» EXERCISE DIRECTIONS: Restate the full set of records exactly, word for word.

» RECORDS FOR THE EXERCISE:
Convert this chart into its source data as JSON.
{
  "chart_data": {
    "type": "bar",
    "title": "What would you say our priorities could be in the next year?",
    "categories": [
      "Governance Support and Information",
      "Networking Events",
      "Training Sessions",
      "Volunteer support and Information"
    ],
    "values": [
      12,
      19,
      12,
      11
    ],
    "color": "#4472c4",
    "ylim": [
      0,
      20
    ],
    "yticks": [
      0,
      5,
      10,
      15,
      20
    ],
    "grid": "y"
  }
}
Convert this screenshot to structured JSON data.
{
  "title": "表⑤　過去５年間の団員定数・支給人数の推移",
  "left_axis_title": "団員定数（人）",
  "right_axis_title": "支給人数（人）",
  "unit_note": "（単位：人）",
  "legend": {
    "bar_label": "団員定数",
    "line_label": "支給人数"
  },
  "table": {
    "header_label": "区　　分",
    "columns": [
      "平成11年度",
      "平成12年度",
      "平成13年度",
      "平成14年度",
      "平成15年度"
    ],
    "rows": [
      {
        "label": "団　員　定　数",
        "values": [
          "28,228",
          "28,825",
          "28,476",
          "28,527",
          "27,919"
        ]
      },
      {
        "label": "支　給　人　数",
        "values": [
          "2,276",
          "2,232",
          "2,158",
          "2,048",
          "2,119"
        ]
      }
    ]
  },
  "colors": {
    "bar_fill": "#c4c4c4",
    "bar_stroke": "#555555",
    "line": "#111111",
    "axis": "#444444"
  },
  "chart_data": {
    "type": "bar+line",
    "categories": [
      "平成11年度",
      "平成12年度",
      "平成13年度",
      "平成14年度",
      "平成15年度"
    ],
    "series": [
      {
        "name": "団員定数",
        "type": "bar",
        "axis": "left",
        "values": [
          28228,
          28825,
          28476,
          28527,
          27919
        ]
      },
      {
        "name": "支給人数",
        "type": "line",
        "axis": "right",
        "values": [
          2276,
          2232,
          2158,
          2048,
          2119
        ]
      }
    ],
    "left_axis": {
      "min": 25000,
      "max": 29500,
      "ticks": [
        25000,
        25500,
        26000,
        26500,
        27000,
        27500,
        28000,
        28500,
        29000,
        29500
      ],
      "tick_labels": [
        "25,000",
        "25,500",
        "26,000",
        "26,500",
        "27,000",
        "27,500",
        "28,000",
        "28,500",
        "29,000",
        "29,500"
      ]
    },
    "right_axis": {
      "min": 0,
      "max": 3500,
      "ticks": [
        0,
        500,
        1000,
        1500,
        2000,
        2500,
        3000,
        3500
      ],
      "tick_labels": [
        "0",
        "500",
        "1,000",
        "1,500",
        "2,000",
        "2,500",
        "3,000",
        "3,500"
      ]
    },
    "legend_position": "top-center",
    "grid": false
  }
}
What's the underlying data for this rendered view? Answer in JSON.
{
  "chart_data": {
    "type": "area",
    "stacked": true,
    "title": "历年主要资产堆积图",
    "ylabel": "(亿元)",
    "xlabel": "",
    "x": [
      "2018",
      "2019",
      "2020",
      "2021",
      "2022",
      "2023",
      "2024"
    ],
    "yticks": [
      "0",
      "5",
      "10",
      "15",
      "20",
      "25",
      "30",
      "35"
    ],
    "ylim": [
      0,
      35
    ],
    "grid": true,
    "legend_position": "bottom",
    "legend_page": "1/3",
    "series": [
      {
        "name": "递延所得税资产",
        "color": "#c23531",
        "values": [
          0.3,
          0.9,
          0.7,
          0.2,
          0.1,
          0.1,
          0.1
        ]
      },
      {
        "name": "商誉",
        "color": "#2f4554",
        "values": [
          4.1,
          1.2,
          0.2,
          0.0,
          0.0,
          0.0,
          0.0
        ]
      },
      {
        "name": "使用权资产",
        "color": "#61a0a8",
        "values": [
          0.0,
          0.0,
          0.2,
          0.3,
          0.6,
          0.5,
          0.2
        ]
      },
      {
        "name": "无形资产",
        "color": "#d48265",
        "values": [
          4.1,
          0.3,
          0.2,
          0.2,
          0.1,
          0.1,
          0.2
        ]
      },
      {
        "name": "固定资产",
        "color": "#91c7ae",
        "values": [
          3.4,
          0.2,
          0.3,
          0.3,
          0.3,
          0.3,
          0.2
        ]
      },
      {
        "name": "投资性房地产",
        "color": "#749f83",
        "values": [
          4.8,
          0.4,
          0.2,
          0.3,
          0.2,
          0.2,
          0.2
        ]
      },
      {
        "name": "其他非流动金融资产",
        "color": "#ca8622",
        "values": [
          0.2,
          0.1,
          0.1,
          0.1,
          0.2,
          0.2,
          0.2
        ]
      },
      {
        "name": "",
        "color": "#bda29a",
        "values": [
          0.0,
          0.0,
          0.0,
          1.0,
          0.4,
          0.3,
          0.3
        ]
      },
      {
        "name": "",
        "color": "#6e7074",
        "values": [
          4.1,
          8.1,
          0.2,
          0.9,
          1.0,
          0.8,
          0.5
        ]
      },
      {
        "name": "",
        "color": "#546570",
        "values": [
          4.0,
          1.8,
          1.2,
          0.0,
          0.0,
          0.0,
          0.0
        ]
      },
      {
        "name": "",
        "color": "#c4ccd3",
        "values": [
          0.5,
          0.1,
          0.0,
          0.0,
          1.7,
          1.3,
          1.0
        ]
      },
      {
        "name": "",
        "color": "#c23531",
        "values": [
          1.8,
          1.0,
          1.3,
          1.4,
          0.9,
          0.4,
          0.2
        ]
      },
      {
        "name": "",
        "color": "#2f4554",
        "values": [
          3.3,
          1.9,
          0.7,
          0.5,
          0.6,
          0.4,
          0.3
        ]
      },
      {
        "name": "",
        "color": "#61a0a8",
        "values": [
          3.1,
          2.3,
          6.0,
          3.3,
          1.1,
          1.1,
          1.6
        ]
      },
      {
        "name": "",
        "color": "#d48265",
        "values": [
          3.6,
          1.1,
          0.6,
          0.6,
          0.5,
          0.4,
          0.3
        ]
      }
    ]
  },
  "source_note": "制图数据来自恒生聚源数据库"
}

» EXERCISE ANSWER:
Convert this chart into its source data as JSON.
{
  "chart_data": {
    "type": "bar",
    "title": "What would you say our priorities could be in the next year?",
    "categories": [
      "Governance Support and Information",
      "Networking Events",
      "Training Sessions",
      "Volunteer support and Information"
    ],
    "values": [
      12,
      19,
      12,
      11
    ],
    "color": "#4472c4",
    "ylim": [
      0,
      20
    ],
    "yticks": [
      0,
      5,
      10,
      15,
      20
    ],
    "grid": "y"
  }
}
Convert this screenshot to structured JSON data.
{
  "title": "表⑤　過去５年間の団員定数・支給人数の推移",
  "left_axis_title": "団員定数（人）",
  "right_axis_title": "支給人数（人）",
  "unit_note": "（単位：人）",
  "legend": {
    "bar_label": "団員定数",
    "line_label": "支給人数"
  },
  "table": {
    "header_label": "区　　分",
    "columns": [
      "平成11年度",
      "平成12年度",
      "平成13年度",
      "平成14年度",
      "平成15年度"
    ],
    "rows": [
      {
        "label": "団　員　定　数",
        "values": [
          "28,228",
          "28,825",
          "28,476",
          "28,527",
          "27,919"
        ]
      },
      {
        "label": "支　給　人　数",
        "values": [
          "2,276",
          "2,232",
          "2,158",
          "2,048",
          "2,119"
        ]
      }
    ]
  },
  "colors": {
    "bar_fill": "#c4c4c4",
    "bar_stroke": "#555555",
    "line": "#111111",
    "axis": "#444444"
  },
  "chart_data": {
    "type": "bar+line",
    "categories": [
      "平成11年度",
      "平成12年度",
      "平成13年度",
      "平成14年度",
      "平成15年度"
    ],
    "series": [
      {
        "name": "団員定数",
        "type": "bar",
        "axis": "left",
        "values": [
          28228,
          28825,
          28476,
          28527,
          27919
        ]
      },
      {
        "name": "支給人数",
        "type": "line",
        "axis": "right",
        "values": [
          2276,
          2232,
          2158,
          2048,
          2119
        ]
      }
    ],
    "left_axis": {
      "min": 25000,
      "max": 29500,
      "ticks": [
        25000,
        25500,
        26000,
        26500,
        27000,
        27500,
        28000,
        28500,
        29000,
        29500
      ],
      "tick_labels": [
        "25,000",
        "25,500",
        "26,000",
        "26,500",
        "27,000",
        "27,500",
        "28,000",
        "28,500",
        "29,000",
        "29,500"
      ]
    },
    "right_axis": {
      "min": 0,
      "max": 3500,
      "ticks": [
        0,
        500,
        1000,
        1500,
        2000,
        2500,
        3000,
        3500
      ],
      "tick_labels": [
        "0",
        "500",
        "1,000",
        "1,500",
        "2,000",
        "2,500",
        "3,000",
        "3,500"
      ]
    },
    "legend_position": "top-center",
    "grid": false
  }
}
What's the underlying data for this rendered view? Answer in JSON.
{
  "chart_data": {
    "type": "area",
    "stacked": true,
    "title": "历年主要资产堆积图",
    "ylabel": "(亿元)",
    "xlabel": "",
    "x": [
      "2018",
      "2019",
      "2020",
      "2021",
      "2022",
      "2023",
      "2024"
    ],
    "yticks": [
      "0",
      "5",
      "10",
      "15",
      "20",
      "25",
      "30",
      "35"
    ],
    "ylim": [
      0,
      35
    ],
    "grid": true,
    "legend_position": "bottom",
    "legend_page": "1/3",
    "series": [
      {
        "name": "递延所得税资产",
        "color": "#c23531",
        "values": [
          0.3,
          0.9,
          0.7,
          0.2,
          0.1,
          0.1,
          0.1
        ]
      },
      {
        "name": "商誉",
        "color": "#2f4554",
        "values": [
          4.1,
          1.2,
          0.2,
          0.0,
          0.0,
          0.0,
          0.0
        ]
      },
      {
        "name": "使用权资产",
        "color": "#61a0a8",
        "values": [
          0.0,
          0.0,
          0.2,
          0.3,
          0.6,
          0.5,
          0.2
        ]
      },
      {
        "name": "无形资产",
        "color": "#d48265",
        "values": [
          4.1,
          0.3,
          0.2,
          0.2,
          0.1,
          0.1,
          0.2
        ]
      },
      {
        "name": "固定资产",
        "color": "#91c7ae",
        "values": [
          3.4,
          0.2,
          0.3,
          0.3,
          0.3,
          0.3,
          0.2
        ]
      },
      {
        "name": "投资性房地产",
        "color": "#749f83",
        "values": [
          4.8,
          0.4,
          0.2,
          0.3,
          0.2,
          0.2,
          0.2
        ]
      },
      {
        "name": "其他非流动金融资产",
        "color": "#ca8622",
        "values": [
          0.2,
          0.1,
          0.1,
          0.1,
          0.2,
          0.2,
          0.2
        ]
      },
      {
        "name": "",
        "color": "#bda29a",
        "values": [
          0.0,
          0.0,
          0.0,
          1.0,
          0.4,
          0.3,
          0.3
        ]
      },
      {
        "name": "",
        "color": "#6e7074",
        "values": [
          4.1,
          8.1,
          0.2,
          0.9,
          1.0,
          0.8,
          0.5
        ]
      },
      {
        "name": "",
        "color": "#546570",
        "values": [
          4.0,
          1.8,
          1.2,
          0.0,
          0.0,
          0.0,
          0.0
        ]
      },
      {
        "name": "",
        "color": "#c4ccd3",
        "values": [
          0.5,
          0.1,
          0.0,
          0.0,
          1.7,
          1.3,
          1.0
        ]
      },
      {
        "name": "",
        "color": "#c23531",
        "values": [
          1.8,
          1.0,
          1.3,
          1.4,
          0.9,
          0.4,
          0.2
        ]
      },
      {
        "name": "",
        "color": "#2f4554",
        "values": [
          3.3,
          1.9,
          0.7,
          0.5,
          0.6,
          0.4,
          0.3
        ]
      },
      {
        "name": "",
        "color": "#61a0a8",
        "values": [
          3.1,
          2.3,
          6.0,
          3.3,
          1.1,
          1.1,
          1.6
        ]
      },
      {
        "name": "",
        "color": "#d48265",
        "values": [
          3.6,
          1.1,
          0.6,
          0.6,
          0.5,
          0.4,
          0.3
        ]
      }
    ]
  },
  "source_note": "制图数据来自恒生聚源数据库"
}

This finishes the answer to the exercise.